Below are the records; collect from them each line containing the string "puntos".
# # # # # # #
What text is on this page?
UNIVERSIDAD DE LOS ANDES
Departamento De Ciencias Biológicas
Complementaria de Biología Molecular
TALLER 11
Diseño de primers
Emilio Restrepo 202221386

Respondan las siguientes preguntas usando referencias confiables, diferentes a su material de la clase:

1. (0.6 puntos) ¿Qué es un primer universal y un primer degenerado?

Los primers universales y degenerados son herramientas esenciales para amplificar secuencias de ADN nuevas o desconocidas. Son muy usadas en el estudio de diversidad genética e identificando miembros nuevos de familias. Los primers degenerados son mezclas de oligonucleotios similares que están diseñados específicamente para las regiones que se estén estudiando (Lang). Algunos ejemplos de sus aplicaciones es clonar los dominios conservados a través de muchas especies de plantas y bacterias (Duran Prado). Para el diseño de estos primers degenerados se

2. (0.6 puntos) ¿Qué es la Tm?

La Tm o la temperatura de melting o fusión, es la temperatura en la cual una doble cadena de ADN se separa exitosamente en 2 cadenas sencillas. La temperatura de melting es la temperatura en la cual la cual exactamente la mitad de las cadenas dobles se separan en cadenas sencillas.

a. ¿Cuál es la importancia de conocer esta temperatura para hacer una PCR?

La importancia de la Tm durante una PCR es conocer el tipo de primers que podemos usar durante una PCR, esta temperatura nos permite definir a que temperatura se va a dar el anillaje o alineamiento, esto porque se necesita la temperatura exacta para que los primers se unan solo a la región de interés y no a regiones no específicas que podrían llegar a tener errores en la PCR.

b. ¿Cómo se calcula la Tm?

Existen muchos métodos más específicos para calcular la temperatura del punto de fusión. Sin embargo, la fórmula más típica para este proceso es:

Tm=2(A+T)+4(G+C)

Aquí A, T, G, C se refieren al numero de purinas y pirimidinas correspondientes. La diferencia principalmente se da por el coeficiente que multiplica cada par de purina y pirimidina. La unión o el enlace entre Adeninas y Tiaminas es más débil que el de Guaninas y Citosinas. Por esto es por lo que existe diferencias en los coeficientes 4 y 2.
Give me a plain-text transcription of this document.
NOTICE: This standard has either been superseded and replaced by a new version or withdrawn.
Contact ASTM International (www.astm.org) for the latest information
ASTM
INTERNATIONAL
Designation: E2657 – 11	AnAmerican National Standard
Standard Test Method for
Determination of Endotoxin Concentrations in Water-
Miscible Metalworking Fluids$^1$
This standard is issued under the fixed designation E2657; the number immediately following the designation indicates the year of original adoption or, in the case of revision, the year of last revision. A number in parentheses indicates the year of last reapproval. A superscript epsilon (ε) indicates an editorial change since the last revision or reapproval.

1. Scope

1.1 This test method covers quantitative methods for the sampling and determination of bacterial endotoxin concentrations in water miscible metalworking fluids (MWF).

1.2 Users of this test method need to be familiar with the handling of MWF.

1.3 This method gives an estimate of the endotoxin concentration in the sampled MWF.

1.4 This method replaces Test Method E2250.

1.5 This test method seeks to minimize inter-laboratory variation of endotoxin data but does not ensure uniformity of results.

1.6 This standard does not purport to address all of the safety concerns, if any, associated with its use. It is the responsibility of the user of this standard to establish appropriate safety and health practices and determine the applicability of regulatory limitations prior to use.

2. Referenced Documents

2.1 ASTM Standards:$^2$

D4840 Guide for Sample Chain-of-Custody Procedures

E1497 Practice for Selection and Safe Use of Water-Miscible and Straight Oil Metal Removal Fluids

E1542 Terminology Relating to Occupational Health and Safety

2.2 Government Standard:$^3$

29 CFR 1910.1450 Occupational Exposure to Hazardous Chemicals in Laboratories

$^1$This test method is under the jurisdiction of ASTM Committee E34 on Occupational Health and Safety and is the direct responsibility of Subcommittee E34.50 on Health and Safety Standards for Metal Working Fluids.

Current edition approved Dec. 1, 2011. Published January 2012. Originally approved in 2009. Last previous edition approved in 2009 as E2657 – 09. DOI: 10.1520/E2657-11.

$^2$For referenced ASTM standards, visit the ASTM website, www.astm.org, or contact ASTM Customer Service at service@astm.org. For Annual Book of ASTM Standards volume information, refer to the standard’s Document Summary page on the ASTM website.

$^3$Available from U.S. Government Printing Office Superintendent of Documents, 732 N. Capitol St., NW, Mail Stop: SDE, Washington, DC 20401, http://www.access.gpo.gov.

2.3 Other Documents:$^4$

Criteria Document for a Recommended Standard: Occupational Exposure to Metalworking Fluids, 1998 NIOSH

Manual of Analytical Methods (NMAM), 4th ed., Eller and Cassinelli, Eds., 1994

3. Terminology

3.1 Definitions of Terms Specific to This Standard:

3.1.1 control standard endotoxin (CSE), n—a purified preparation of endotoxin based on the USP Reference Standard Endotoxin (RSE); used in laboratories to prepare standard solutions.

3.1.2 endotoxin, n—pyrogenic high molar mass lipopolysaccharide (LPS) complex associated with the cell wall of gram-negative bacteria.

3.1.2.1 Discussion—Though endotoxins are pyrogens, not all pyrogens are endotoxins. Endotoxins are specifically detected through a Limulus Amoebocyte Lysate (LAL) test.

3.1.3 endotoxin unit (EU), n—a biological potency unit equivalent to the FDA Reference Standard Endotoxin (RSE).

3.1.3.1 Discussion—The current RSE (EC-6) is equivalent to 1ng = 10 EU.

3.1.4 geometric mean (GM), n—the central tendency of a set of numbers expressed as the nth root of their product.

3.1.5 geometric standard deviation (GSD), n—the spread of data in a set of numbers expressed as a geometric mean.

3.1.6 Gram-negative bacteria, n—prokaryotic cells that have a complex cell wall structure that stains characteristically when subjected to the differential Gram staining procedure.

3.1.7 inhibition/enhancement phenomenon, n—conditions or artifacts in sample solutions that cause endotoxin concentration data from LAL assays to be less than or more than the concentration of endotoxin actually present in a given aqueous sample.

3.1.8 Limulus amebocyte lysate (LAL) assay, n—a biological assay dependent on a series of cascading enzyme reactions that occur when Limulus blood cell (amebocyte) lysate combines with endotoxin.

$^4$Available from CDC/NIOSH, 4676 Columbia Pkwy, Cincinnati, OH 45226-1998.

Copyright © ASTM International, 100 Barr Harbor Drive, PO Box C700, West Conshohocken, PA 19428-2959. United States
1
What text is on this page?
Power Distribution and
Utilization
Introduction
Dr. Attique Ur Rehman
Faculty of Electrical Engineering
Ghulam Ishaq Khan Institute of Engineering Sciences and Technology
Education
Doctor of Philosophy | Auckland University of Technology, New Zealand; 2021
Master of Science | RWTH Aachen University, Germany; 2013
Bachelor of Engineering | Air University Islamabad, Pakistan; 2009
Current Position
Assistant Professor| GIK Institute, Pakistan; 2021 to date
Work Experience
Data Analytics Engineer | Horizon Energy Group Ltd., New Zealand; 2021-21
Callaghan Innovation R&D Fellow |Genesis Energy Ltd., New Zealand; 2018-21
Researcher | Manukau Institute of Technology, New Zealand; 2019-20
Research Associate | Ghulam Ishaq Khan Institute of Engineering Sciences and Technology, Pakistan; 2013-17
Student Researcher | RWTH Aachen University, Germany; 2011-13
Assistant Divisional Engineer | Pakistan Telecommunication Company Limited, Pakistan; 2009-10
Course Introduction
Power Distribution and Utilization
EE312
# # # # # # #
EXERCISE RESULT:
1. (0.6 puntos) ¿Qué es un primer universal y un primer degenerado?
2. (0.6 puntos) ¿Qué es la Tm?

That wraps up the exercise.